## STATED EXERCISE
Omit every picture and write out the rest of the records exactly.

## PROVIDED DATA
====

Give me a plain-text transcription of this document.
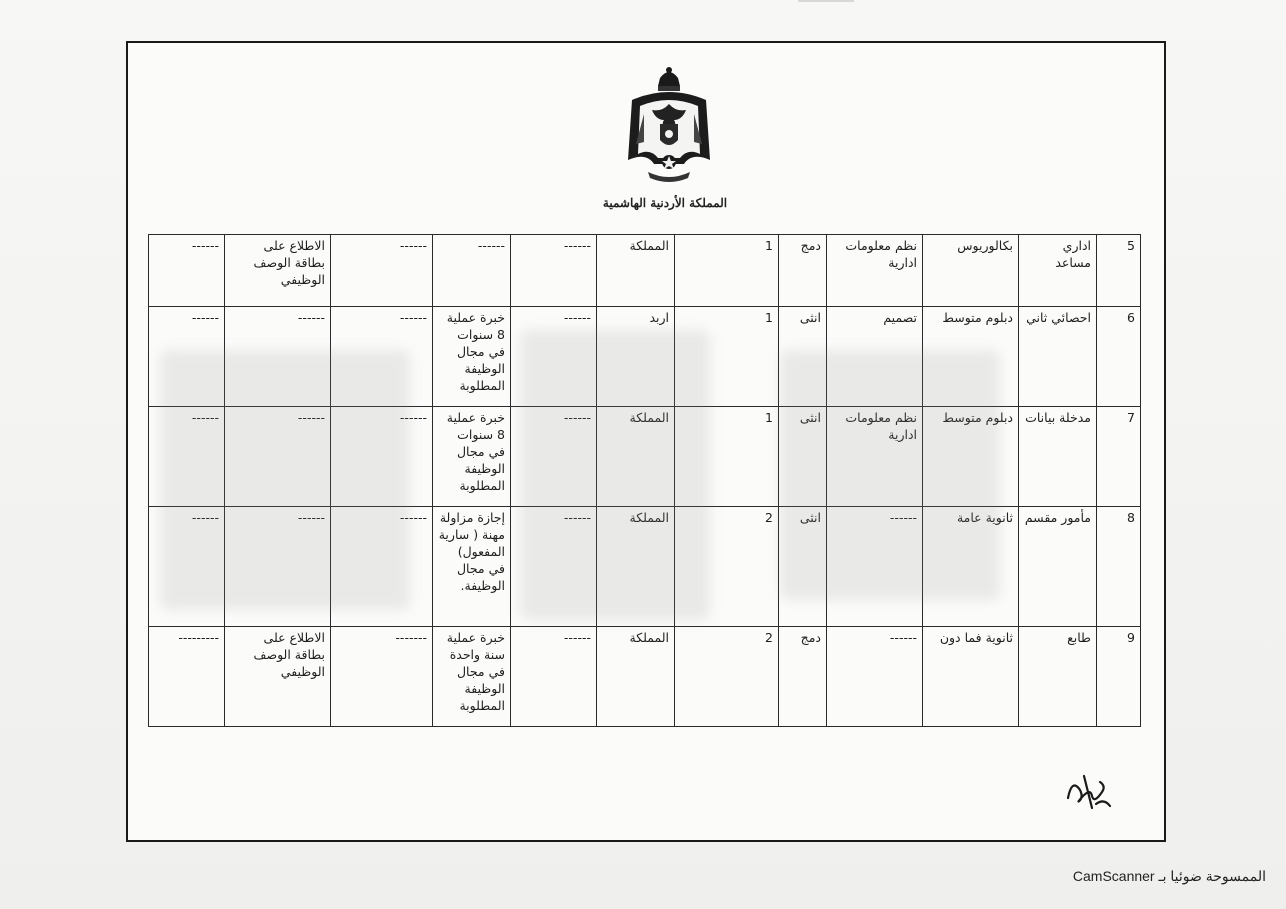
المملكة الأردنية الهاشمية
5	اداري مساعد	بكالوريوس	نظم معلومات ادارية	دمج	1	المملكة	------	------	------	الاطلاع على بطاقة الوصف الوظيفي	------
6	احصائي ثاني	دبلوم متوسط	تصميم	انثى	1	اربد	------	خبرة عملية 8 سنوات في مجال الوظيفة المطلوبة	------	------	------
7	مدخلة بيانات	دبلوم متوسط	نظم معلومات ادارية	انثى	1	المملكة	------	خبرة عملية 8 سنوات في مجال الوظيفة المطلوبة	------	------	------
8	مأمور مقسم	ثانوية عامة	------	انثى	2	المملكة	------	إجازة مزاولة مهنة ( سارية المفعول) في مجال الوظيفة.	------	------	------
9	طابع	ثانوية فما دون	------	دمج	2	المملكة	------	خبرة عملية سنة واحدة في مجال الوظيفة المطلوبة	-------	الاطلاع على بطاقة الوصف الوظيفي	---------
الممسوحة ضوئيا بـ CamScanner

====

## ANSWER BELOW
Give me a plain-text transcription of this document.
المملكة الأردنية الهاشمية
5	اداري مساعد	بكالوريوس	نظم معلومات ادارية	دمج	1	المملكة	------	------	------	الاطلاع على بطاقة الوصف الوظيفي	------
6	احصائي ثاني	دبلوم متوسط	تصميم	انثى	1	اربد	------	خبرة عملية 8 سنوات في مجال الوظيفة المطلوبة	------	------	------
7	مدخلة بيانات	دبلوم متوسط	نظم معلومات ادارية	انثى	1	المملكة	------	خبرة عملية 8 سنوات في مجال الوظيفة المطلوبة	------	------	------
8	مأمور مقسم	ثانوية عامة	------	انثى	2	المملكة	------	إجازة مزاولة مهنة ( سارية المفعول) في مجال الوظيفة.	------	------	------
9	طابع	ثانوية فما دون	------	دمج	2	المملكة	------	خبرة عملية سنة واحدة في مجال الوظيفة المطلوبة	-------	الاطلاع على بطاقة الوصف الوظيفي	---------
الممسوحة ضوئيا بـ CamScanner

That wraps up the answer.